■ **RECORDED DATA**:
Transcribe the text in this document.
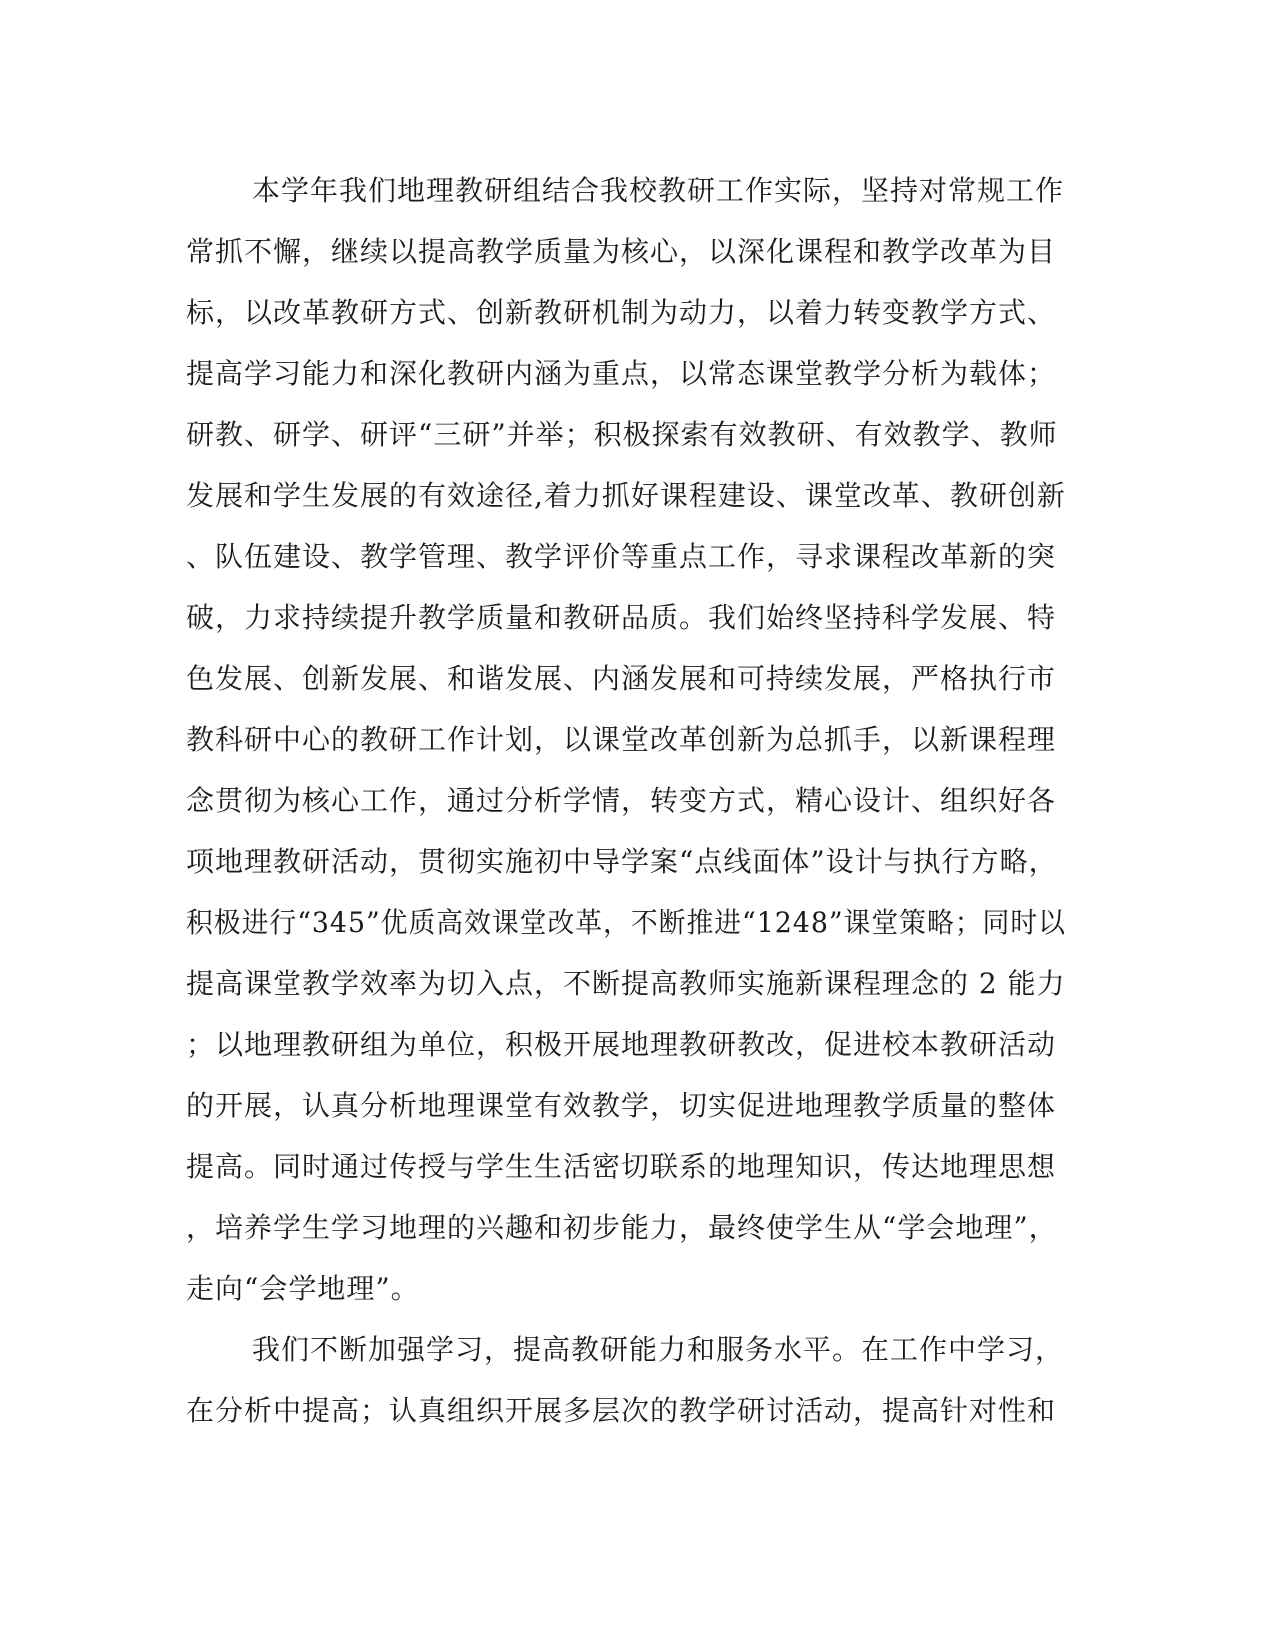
本学年我们地理教研组结合我校教研工作实际，坚持对常规工作
常抓不懈，继续以提高教学质量为核心，以深化课程和教学改革为目
标，以改革教研方式、创新教研机制为动力，以着力转变教学方式、
提高学习能力和深化教研内涵为重点，以常态课堂教学分析为载体；
研教、研学、研评“三研”并举；积极探索有效教研、有效教学、教师
发展和学生发展的有效途径,着力抓好课程建设、课堂改革、教研创新
、队伍建设、教学管理、教学评价等重点工作，寻求课程改革新的突
破，力求持续提升教学质量和教研品质。我们始终坚持科学发展、特
色发展、创新发展、和谐发展、内涵发展和可持续发展，严格执行市
教科研中心的教研工作计划，以课堂改革创新为总抓手，以新课程理
念贯彻为核心工作，通过分析学情，转变方式，精心设计、组织好各
项地理教研活动，贯彻实施初中导学案“点线面体”设计与执行方略，
积极进行“345”优质高效课堂改革，不断推进“1248”课堂策略；同时以
提高课堂教学效率为切入点，不断提高教师实施新课程理念的 2 能力
；以地理教研组为单位，积极开展地理教研教改，促进校本教研活动
的开展，认真分析地理课堂有效教学，切实促进地理教学质量的整体
提高。同时通过传授与学生生活密切联系的地理知识，传达地理思想
，培养学生学习地理的兴趣和初步能力，最终使学生从“学会地理”，
走向“会学地理”。
我们不断加强学习，提高教研能力和服务水平。在工作中学习，
在分析中提高；认真组织开展多层次的教学研讨活动，提高针对性和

■ **TASK TO CARRY OUT**: Every record above should come back exactly, but without its pictures.

■ **COMPLETED TASK**:
Transcribe the text in this document.
本学年我们地理教研组结合我校教研工作实际，坚持对常规工作
常抓不懈，继续以提高教学质量为核心，以深化课程和教学改革为目
标，以改革教研方式、创新教研机制为动力，以着力转变教学方式、
提高学习能力和深化教研内涵为重点，以常态课堂教学分析为载体；
研教、研学、研评“三研”并举；积极探索有效教研、有效教学、教师
发展和学生发展的有效途径,着力抓好课程建设、课堂改革、教研创新
、队伍建设、教学管理、教学评价等重点工作，寻求课程改革新的突
破，力求持续提升教学质量和教研品质。我们始终坚持科学发展、特
色发展、创新发展、和谐发展、内涵发展和可持续发展，严格执行市
教科研中心的教研工作计划，以课堂改革创新为总抓手，以新课程理
念贯彻为核心工作，通过分析学情，转变方式，精心设计、组织好各
项地理教研活动，贯彻实施初中导学案“点线面体”设计与执行方略，
积极进行“345”优质高效课堂改革，不断推进“1248”课堂策略；同时以
提高课堂教学效率为切入点，不断提高教师实施新课程理念的 2 能力
；以地理教研组为单位，积极开展地理教研教改，促进校本教研活动
的开展，认真分析地理课堂有效教学，切实促进地理教学质量的整体
提高。同时通过传授与学生生活密切联系的地理知识，传达地理思想
，培养学生学习地理的兴趣和初步能力，最终使学生从“学会地理”，
走向“会学地理”。
我们不断加强学习，提高教研能力和服务水平。在工作中学习，
在分析中提高；认真组织开展多层次的教学研讨活动，提高针对性和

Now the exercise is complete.